## What to produce
Filter the records for lines holding the string "Ogólnopolska".

### Material for this task ###

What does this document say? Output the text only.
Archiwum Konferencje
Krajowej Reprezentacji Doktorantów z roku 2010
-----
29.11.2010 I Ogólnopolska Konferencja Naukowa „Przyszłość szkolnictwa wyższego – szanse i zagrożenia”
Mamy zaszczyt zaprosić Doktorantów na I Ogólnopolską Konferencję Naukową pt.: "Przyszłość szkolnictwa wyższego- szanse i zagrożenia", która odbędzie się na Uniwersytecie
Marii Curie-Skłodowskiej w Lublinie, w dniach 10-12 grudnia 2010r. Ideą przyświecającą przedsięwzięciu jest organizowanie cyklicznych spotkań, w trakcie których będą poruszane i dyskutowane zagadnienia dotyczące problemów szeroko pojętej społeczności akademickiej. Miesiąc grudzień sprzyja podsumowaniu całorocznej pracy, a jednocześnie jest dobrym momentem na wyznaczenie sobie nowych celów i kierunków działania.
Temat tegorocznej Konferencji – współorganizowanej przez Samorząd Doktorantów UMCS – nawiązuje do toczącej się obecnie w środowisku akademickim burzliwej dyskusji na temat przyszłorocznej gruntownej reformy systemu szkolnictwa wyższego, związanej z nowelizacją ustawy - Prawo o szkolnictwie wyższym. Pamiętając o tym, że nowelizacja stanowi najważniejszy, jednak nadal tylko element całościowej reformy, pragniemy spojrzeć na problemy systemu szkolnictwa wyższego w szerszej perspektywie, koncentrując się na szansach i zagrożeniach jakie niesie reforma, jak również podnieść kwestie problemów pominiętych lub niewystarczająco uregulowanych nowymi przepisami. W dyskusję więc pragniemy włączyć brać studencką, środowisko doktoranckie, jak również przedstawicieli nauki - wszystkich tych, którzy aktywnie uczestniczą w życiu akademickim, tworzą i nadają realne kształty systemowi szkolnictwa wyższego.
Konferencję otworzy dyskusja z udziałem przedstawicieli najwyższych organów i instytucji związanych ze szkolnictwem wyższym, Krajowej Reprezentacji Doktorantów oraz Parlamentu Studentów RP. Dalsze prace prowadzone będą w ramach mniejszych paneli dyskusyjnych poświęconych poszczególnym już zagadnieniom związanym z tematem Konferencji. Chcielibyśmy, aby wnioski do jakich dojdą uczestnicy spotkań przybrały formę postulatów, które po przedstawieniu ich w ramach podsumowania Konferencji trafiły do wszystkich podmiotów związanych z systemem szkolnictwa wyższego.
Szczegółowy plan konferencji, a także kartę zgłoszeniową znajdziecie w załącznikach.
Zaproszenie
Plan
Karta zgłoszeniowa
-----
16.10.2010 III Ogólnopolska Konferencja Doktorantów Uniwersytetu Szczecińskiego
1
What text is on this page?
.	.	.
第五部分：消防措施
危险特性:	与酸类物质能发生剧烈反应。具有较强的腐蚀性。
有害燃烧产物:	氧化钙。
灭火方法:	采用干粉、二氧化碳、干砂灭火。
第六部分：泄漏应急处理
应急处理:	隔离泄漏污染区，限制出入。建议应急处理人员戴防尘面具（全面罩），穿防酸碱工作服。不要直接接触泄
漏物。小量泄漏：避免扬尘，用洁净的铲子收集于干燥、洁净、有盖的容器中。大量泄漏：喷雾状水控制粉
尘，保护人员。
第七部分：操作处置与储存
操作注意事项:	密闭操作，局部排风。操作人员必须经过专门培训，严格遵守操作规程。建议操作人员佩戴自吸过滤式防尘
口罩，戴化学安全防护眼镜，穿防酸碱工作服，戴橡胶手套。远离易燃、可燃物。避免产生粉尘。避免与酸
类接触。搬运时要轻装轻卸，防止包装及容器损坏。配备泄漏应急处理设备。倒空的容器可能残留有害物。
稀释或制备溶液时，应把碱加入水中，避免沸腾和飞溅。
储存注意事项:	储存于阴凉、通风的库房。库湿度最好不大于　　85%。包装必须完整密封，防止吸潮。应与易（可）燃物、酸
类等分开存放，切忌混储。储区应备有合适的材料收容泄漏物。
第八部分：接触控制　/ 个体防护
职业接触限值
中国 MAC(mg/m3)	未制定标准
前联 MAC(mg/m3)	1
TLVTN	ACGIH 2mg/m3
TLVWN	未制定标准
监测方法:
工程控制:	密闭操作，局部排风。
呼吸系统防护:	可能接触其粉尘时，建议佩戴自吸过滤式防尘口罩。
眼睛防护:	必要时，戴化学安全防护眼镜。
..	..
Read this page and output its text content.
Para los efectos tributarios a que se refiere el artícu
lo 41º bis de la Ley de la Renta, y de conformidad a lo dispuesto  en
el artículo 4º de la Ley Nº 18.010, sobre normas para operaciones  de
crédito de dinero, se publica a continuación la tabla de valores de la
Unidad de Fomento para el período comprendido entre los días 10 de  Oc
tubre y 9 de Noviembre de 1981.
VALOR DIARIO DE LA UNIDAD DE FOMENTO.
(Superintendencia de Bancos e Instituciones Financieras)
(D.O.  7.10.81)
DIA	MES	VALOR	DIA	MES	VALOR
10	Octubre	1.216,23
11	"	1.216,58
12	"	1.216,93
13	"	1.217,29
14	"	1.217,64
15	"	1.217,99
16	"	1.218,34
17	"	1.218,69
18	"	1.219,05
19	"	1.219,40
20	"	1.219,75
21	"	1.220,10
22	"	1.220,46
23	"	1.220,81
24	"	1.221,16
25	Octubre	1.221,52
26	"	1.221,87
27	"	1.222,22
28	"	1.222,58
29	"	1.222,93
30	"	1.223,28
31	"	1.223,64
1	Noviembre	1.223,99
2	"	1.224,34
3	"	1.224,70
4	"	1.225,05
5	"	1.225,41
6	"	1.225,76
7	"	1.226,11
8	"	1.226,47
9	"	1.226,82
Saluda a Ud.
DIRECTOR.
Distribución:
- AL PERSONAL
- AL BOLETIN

###

## Response to the task
29.11.2010 I Ogólnopolska Konferencja Naukowa „Przyszłość szkolnictwa wyższego – szanse i zagrożenia”
16.10.2010 III Ogólnopolska Konferencja Doktorantów Uniwersytetu Szczecińskiego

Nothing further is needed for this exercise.